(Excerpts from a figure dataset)
* * * *

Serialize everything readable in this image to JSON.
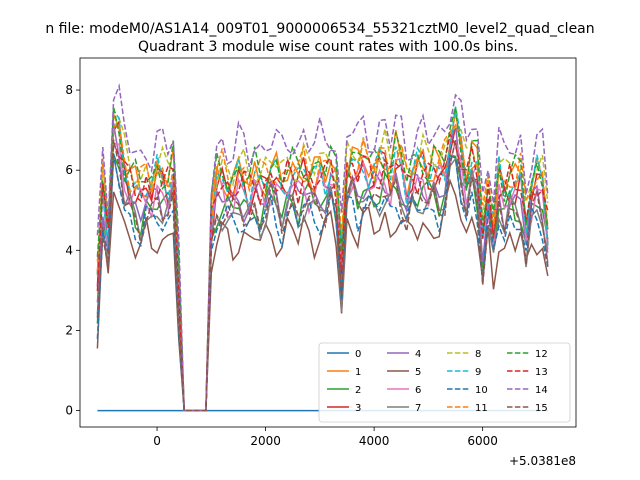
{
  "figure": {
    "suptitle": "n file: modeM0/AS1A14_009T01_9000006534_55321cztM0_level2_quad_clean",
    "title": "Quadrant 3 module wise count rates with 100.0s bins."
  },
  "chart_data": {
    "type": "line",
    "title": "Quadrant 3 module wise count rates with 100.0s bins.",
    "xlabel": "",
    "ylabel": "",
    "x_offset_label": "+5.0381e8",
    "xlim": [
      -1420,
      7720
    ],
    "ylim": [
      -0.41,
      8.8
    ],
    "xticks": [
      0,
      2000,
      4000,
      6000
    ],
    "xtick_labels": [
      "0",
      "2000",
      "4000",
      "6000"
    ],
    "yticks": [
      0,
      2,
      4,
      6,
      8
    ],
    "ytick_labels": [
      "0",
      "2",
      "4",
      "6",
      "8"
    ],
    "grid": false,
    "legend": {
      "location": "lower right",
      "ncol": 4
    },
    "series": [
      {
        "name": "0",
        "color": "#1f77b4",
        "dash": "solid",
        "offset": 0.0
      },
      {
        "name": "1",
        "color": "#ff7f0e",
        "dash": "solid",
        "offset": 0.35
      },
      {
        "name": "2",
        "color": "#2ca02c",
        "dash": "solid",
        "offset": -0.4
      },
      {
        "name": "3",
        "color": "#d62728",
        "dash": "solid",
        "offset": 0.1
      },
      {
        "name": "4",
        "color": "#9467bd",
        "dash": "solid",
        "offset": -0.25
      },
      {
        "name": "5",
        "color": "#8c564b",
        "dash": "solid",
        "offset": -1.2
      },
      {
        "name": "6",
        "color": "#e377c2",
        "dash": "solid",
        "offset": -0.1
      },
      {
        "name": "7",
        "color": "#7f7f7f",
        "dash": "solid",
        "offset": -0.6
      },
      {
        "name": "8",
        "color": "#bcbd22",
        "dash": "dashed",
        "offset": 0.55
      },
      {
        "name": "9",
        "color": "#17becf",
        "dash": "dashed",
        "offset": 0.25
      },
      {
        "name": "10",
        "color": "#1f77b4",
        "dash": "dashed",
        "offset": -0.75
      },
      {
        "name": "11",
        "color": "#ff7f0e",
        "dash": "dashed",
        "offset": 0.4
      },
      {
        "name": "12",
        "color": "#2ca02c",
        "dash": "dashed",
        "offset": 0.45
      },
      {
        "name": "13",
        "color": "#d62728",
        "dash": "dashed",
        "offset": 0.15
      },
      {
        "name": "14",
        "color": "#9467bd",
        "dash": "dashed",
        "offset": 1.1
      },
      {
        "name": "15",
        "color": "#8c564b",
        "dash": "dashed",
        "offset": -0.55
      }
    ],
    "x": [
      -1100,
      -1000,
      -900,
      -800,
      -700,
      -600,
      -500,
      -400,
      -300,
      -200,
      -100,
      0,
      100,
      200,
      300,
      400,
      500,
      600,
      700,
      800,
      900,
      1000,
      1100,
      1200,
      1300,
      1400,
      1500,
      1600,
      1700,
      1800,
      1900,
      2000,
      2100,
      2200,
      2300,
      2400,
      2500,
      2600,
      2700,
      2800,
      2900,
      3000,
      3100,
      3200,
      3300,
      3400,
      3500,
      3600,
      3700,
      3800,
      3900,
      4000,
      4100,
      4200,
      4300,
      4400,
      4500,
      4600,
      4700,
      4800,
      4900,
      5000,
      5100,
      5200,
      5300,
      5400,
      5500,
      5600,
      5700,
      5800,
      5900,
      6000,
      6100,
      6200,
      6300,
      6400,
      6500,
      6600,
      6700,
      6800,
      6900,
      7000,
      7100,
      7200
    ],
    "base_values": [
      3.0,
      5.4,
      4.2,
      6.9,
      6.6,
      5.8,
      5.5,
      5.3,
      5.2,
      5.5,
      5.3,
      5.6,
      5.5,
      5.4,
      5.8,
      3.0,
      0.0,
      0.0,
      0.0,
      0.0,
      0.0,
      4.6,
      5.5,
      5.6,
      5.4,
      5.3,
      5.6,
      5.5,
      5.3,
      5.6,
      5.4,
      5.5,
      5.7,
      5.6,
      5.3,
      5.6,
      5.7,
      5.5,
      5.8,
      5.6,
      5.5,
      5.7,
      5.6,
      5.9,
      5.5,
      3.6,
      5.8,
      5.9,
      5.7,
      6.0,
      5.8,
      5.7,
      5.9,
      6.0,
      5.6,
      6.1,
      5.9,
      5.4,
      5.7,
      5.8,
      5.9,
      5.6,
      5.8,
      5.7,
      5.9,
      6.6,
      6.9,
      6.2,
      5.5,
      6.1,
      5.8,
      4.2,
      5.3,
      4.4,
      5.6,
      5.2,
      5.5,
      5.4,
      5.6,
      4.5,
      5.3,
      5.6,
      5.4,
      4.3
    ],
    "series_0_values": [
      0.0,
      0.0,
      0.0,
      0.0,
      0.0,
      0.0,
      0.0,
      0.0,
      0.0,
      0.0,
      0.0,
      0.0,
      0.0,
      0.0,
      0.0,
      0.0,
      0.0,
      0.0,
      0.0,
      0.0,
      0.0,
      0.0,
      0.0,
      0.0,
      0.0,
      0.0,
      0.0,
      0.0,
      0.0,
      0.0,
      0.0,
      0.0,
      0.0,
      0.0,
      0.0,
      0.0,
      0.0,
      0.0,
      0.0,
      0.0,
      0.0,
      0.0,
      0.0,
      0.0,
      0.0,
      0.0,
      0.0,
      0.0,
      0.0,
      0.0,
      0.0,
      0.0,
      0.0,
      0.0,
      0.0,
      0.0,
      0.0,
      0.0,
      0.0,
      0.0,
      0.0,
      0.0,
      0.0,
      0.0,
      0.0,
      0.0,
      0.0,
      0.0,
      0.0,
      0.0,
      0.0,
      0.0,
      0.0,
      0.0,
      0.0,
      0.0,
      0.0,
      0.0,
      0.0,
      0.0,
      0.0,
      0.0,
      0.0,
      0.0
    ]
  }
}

* * * *

__Exercise details__. Find the lines of the material that hold the word "module" and report their count alone.

__Response below__. 2